§ Exercise objective
Copy out all the lines in the records that include the word "integers".

§ Data section
========================================

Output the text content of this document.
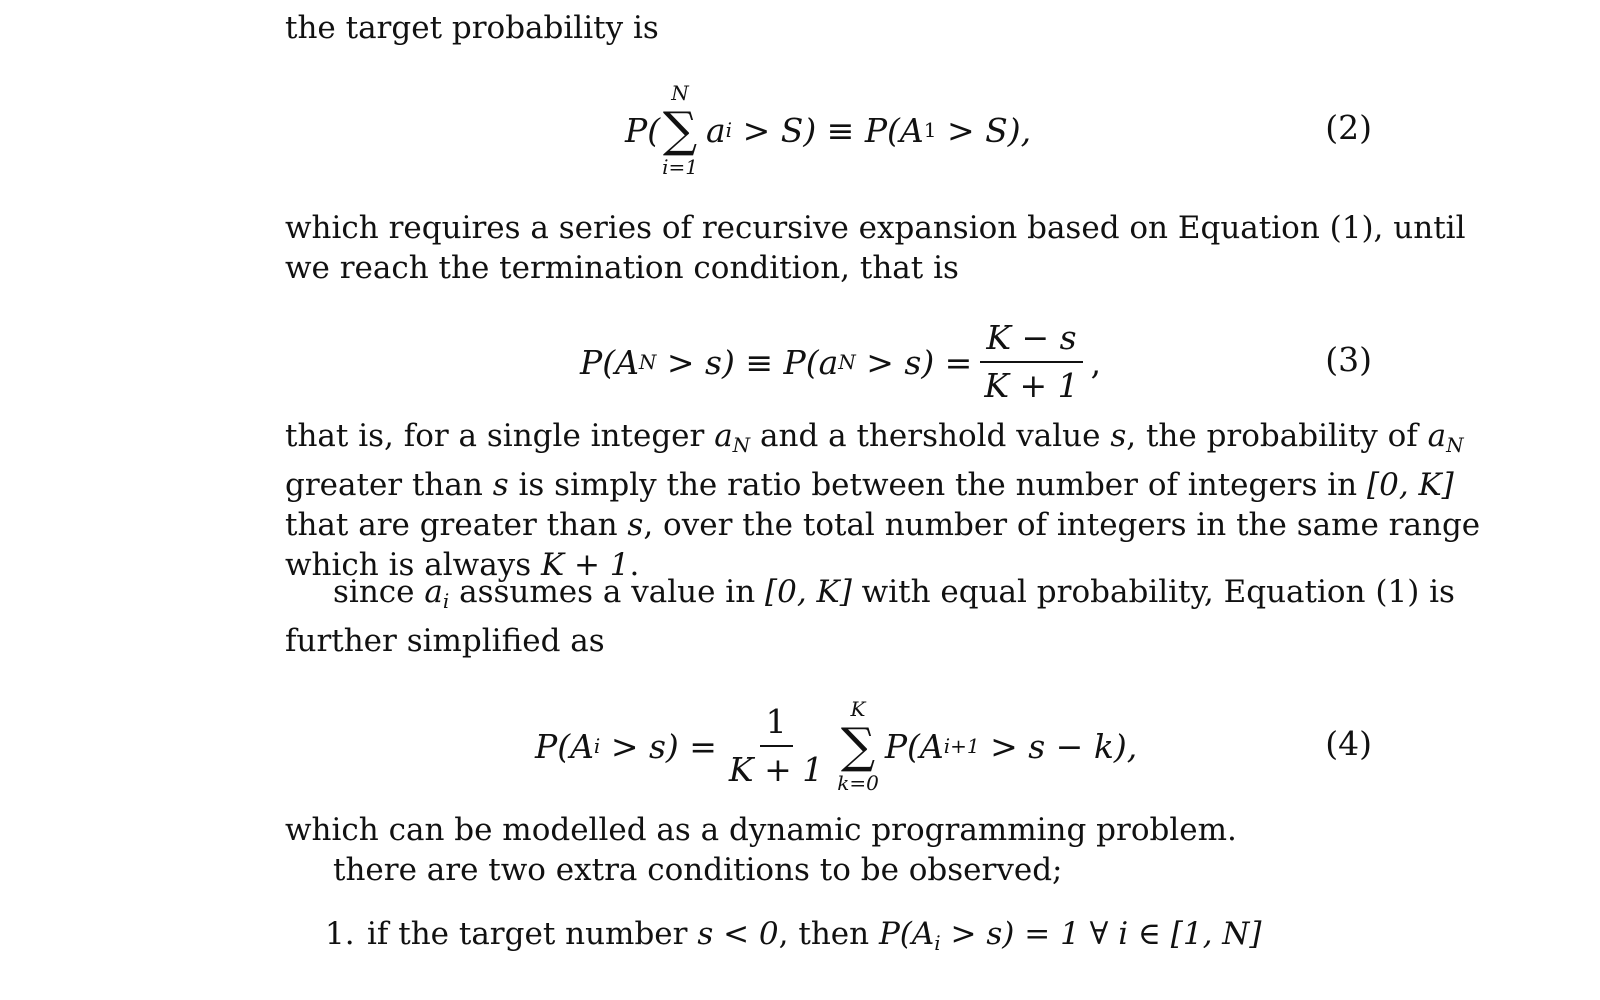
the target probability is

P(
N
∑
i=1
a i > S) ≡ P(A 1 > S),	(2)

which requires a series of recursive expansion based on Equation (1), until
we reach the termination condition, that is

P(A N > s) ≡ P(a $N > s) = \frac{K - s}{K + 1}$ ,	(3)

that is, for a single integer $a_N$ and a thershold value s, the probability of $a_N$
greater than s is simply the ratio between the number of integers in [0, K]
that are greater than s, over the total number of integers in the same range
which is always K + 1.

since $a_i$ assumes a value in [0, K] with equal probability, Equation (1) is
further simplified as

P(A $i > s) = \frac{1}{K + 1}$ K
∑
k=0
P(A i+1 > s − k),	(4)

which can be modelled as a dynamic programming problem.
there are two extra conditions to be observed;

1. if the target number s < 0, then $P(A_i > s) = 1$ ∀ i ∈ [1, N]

========================================

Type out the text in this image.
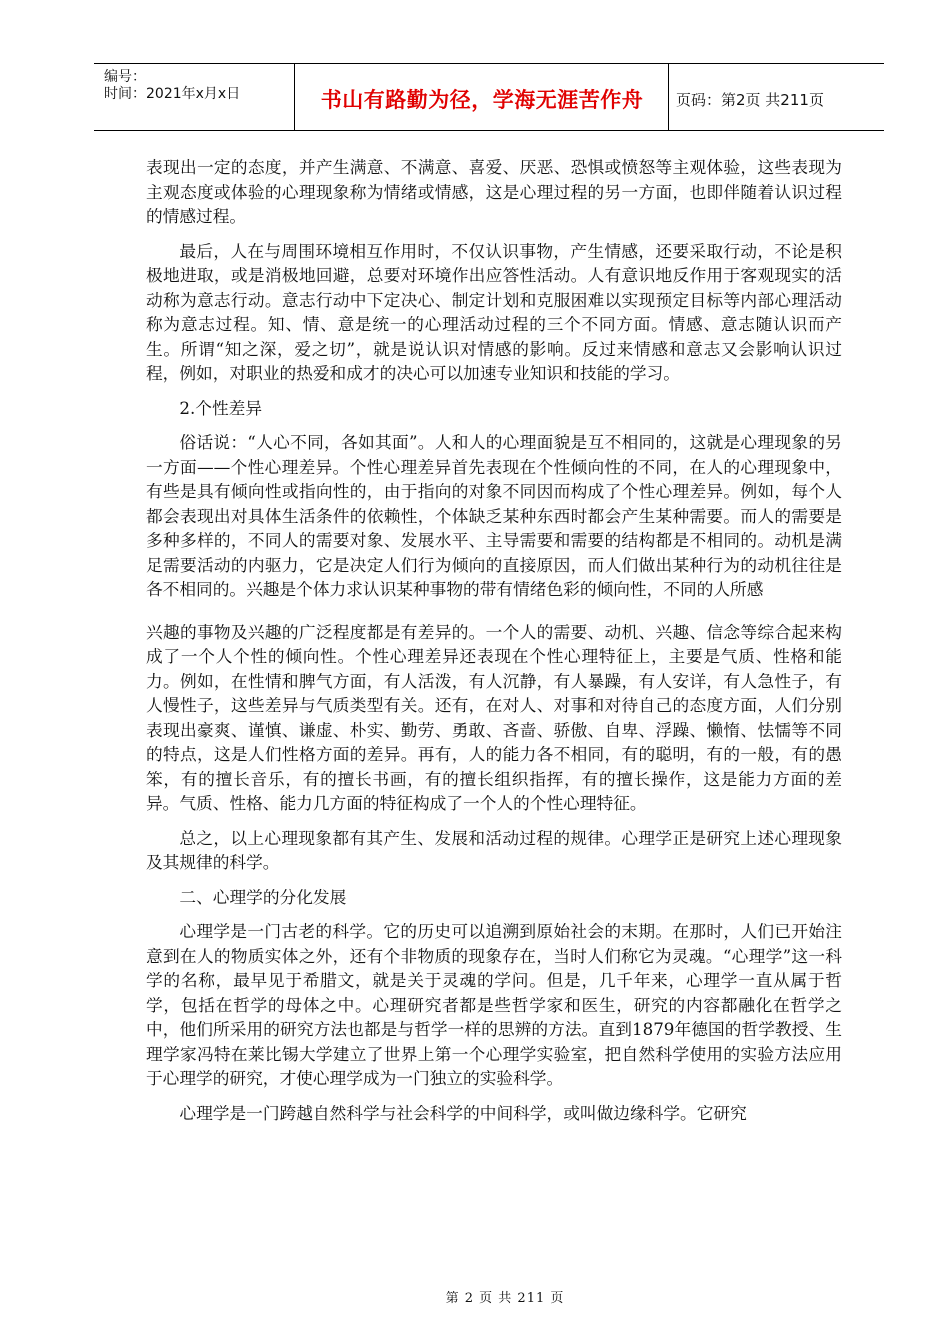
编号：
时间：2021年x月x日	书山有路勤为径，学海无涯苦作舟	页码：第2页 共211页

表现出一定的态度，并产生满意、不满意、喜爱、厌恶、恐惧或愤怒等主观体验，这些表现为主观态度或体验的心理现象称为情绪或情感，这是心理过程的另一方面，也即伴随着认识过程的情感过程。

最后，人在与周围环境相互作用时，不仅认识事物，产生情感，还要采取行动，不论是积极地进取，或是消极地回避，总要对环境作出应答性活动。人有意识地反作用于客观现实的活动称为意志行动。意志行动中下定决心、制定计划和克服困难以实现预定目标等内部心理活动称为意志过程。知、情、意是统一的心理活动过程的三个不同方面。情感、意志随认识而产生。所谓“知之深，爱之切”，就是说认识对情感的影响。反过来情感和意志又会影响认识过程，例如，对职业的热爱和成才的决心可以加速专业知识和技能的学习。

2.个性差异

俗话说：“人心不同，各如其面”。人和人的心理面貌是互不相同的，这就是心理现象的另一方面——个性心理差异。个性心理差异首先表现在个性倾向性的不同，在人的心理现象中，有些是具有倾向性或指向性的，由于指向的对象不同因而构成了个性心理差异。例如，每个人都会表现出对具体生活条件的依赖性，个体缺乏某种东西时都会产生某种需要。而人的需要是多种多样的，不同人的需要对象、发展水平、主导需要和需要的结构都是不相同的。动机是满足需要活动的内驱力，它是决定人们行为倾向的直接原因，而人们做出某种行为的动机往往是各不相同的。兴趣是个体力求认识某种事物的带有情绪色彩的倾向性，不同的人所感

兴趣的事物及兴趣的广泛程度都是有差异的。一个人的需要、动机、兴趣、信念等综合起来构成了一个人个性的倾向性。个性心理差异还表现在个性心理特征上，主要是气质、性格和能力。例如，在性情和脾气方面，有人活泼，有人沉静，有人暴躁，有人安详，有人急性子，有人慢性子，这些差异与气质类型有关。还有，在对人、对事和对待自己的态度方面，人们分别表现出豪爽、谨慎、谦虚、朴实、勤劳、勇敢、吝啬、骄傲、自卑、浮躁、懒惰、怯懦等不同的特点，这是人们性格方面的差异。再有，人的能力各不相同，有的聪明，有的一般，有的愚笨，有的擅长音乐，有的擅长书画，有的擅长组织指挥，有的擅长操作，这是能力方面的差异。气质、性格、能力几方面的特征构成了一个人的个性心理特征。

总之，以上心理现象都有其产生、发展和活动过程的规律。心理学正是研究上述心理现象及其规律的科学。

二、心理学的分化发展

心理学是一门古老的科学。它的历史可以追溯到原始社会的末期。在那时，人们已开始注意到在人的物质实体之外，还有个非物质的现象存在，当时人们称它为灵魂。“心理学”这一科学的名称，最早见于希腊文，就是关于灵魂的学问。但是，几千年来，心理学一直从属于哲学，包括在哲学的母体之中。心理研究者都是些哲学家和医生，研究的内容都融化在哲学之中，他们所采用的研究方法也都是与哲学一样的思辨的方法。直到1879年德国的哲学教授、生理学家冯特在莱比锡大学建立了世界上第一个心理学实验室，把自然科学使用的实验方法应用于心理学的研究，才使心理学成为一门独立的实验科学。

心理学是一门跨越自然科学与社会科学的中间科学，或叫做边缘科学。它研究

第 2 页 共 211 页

========================================

§ Written solution
greater than s is simply the ratio between the number of integers in [0, K]
that are greater than s, over the total number of integers in the same range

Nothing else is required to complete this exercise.